THE PROBLEM
Gather, from the data below, each line in which the word "Flexural" occurs.

Dataset entries
____________
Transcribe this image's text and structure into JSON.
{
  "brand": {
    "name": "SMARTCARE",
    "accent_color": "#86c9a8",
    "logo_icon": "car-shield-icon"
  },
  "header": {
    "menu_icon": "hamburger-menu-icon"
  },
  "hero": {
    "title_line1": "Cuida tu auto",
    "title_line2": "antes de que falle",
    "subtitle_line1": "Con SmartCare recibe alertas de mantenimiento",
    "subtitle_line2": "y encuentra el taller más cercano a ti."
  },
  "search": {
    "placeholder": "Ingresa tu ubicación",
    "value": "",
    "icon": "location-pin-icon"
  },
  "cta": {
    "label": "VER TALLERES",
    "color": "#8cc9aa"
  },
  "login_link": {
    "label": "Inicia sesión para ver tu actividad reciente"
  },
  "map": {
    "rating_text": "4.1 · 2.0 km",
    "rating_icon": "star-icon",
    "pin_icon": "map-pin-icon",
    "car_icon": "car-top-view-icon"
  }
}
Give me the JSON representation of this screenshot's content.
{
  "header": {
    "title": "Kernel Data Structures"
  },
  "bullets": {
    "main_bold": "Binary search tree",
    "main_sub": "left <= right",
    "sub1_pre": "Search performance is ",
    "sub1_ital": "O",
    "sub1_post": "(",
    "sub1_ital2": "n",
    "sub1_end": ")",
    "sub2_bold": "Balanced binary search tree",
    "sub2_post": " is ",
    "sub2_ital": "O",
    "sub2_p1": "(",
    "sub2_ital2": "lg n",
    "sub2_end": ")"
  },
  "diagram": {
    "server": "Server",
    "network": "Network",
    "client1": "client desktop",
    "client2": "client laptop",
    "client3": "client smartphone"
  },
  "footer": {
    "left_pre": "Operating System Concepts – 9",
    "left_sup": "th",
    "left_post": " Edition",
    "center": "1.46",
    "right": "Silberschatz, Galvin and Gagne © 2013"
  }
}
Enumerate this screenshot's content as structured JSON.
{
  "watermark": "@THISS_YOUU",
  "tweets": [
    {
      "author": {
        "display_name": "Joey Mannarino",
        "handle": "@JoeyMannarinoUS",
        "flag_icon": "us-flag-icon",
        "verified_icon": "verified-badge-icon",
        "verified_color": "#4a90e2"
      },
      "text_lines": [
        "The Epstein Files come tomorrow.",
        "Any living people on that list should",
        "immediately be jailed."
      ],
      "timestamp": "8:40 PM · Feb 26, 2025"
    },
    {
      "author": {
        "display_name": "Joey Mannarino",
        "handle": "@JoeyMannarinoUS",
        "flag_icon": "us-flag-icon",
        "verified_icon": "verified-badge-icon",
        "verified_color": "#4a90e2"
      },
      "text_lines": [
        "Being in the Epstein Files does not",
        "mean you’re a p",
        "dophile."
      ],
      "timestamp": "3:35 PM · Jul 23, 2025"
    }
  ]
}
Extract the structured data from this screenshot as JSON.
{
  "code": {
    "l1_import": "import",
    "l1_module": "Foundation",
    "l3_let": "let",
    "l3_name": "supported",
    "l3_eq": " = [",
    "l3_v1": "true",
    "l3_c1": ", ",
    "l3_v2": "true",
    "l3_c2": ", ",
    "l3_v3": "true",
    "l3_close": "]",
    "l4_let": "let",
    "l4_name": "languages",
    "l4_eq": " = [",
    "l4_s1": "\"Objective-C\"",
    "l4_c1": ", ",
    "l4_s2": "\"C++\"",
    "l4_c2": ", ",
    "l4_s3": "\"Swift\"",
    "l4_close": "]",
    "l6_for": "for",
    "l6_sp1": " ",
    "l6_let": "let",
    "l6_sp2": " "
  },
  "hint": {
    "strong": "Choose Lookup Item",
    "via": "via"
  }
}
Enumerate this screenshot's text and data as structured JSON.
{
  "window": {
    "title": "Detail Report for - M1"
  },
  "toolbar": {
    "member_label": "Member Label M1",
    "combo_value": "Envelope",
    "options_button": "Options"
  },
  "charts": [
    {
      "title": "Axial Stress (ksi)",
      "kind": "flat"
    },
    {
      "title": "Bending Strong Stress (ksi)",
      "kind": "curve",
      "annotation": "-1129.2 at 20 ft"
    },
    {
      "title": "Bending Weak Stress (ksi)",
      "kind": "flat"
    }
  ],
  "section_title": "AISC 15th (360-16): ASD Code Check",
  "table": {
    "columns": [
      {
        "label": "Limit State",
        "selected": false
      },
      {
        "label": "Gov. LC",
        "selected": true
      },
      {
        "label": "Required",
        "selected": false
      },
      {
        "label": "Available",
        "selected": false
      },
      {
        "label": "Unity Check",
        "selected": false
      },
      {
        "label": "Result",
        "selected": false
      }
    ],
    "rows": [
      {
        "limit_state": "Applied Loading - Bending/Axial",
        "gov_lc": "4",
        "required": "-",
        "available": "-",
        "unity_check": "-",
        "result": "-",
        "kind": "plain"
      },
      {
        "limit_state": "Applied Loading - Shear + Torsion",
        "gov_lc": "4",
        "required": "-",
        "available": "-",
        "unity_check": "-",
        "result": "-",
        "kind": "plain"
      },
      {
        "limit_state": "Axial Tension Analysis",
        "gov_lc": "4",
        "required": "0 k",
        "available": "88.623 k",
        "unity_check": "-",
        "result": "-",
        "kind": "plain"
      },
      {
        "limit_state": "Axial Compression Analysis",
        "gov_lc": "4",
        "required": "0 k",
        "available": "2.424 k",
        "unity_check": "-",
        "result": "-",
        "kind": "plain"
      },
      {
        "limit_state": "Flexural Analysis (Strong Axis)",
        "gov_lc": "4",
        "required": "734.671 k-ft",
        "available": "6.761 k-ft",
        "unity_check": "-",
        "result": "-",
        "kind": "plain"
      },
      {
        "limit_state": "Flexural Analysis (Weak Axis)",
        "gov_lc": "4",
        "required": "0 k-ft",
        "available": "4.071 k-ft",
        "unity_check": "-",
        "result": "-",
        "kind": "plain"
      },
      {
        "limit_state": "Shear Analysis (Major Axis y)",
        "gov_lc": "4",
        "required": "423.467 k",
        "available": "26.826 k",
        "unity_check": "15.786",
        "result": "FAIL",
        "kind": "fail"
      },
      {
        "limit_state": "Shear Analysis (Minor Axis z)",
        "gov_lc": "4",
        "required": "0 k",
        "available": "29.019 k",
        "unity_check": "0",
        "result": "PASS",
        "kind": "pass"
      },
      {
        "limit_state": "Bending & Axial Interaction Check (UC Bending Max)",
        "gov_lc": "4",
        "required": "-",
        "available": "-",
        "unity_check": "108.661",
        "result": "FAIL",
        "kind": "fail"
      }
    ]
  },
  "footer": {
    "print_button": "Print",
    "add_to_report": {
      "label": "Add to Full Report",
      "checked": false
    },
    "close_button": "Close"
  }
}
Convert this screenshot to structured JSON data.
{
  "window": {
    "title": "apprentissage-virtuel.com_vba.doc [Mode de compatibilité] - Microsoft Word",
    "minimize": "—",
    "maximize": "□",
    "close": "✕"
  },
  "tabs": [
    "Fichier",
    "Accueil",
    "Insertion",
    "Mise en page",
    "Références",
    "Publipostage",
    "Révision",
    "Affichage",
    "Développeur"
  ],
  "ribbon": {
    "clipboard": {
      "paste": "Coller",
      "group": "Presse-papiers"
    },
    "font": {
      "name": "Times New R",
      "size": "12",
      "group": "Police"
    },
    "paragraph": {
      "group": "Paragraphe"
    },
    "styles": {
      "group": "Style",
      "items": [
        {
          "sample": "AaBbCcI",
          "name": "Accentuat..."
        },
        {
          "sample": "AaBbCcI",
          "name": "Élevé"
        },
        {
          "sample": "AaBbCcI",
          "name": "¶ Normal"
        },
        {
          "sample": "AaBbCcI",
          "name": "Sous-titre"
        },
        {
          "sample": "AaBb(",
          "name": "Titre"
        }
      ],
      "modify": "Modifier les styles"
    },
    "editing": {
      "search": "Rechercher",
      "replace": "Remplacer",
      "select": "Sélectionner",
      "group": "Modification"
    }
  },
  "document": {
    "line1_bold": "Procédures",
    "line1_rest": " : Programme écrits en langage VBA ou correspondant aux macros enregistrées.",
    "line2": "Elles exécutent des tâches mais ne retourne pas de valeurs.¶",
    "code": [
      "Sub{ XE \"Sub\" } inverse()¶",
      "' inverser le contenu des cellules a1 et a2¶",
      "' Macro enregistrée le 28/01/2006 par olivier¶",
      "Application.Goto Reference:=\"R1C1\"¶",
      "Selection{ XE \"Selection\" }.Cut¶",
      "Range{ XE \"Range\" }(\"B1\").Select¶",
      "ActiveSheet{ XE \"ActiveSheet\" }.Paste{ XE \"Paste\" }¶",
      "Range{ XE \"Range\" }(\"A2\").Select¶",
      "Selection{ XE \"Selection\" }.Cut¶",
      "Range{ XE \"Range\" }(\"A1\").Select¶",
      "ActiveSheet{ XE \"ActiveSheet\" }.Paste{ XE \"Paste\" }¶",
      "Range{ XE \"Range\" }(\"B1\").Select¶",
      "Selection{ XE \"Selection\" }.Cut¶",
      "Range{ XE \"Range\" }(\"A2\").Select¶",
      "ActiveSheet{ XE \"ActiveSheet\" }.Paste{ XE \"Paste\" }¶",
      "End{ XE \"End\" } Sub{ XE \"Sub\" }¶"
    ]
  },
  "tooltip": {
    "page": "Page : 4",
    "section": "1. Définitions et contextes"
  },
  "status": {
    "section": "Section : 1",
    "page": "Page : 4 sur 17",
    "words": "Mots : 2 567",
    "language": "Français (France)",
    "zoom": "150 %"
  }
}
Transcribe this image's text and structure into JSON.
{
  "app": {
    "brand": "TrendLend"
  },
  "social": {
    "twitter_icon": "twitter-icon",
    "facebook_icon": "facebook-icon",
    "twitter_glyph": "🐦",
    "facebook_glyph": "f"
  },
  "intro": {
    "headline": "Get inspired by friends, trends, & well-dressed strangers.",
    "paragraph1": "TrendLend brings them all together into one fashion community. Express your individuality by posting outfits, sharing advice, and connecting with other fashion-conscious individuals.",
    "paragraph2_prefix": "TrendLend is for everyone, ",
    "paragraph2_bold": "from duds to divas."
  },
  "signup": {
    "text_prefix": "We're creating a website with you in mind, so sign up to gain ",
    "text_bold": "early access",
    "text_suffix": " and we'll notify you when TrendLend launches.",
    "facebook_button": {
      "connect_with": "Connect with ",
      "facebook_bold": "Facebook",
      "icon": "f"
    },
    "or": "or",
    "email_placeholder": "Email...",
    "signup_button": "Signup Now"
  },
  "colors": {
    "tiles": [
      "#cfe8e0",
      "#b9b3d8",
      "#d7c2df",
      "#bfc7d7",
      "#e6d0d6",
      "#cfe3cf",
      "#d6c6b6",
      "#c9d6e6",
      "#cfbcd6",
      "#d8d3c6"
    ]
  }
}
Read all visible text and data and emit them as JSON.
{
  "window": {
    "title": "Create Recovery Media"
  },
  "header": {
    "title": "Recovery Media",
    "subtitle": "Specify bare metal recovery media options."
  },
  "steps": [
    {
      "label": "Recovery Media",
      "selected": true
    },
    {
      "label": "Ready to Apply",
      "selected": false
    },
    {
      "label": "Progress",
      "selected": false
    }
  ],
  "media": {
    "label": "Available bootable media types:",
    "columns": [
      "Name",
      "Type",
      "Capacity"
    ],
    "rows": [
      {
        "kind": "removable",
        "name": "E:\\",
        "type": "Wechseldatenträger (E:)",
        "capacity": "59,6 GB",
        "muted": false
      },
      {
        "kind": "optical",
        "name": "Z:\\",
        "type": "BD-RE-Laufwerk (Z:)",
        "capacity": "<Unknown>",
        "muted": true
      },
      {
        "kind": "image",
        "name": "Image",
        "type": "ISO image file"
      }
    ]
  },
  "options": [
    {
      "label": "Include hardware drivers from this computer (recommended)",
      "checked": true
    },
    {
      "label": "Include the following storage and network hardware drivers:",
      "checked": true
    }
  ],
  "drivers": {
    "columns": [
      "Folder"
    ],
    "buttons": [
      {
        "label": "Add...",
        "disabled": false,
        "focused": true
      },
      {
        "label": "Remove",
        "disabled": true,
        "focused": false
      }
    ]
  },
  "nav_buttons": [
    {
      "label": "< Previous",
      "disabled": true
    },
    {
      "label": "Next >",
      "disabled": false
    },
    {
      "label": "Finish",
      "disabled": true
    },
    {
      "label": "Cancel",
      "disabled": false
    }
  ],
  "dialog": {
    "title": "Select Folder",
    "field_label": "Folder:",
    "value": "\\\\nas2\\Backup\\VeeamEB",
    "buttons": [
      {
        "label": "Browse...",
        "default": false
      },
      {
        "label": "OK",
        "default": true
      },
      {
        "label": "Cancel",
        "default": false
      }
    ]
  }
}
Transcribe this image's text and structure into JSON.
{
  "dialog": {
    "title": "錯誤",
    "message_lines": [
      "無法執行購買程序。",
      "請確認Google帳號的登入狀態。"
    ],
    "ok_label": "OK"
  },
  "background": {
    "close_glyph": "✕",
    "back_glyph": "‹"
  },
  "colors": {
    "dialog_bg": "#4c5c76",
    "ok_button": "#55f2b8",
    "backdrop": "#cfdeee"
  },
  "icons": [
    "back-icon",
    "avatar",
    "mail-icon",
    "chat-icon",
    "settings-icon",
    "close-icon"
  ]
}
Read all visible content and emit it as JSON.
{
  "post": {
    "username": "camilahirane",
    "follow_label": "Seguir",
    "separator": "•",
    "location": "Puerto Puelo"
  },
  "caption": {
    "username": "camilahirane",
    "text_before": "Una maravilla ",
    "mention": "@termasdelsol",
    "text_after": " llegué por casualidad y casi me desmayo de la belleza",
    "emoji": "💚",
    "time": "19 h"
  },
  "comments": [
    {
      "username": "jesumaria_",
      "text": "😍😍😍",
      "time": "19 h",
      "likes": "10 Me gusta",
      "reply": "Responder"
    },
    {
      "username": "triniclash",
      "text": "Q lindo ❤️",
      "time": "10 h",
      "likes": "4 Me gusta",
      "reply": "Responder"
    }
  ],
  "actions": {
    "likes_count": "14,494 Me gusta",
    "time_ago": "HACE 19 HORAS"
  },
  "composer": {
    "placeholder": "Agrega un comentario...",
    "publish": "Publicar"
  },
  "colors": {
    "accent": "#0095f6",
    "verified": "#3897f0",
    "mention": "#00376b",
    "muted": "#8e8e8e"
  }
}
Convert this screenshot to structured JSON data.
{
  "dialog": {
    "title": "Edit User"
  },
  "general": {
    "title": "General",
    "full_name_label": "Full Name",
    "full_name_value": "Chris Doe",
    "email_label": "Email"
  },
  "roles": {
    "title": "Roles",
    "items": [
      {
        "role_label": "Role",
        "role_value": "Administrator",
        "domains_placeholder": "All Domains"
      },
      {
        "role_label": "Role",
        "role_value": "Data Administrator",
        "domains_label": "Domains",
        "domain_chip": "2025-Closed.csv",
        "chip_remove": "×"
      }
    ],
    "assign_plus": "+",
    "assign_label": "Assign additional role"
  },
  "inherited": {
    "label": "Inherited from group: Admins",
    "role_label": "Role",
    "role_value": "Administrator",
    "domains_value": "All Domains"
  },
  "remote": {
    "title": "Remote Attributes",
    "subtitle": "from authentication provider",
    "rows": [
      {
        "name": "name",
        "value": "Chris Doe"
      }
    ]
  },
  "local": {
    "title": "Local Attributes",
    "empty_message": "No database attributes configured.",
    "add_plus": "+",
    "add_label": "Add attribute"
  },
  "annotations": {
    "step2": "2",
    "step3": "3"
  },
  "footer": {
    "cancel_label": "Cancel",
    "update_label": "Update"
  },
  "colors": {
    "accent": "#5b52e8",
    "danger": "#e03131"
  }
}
____________
RESPONSE TO THIS TASK
        "limit_state": "Flexural Analysis (Strong Axis)",
        "limit_state": "Flexural Analysis (Weak Axis)",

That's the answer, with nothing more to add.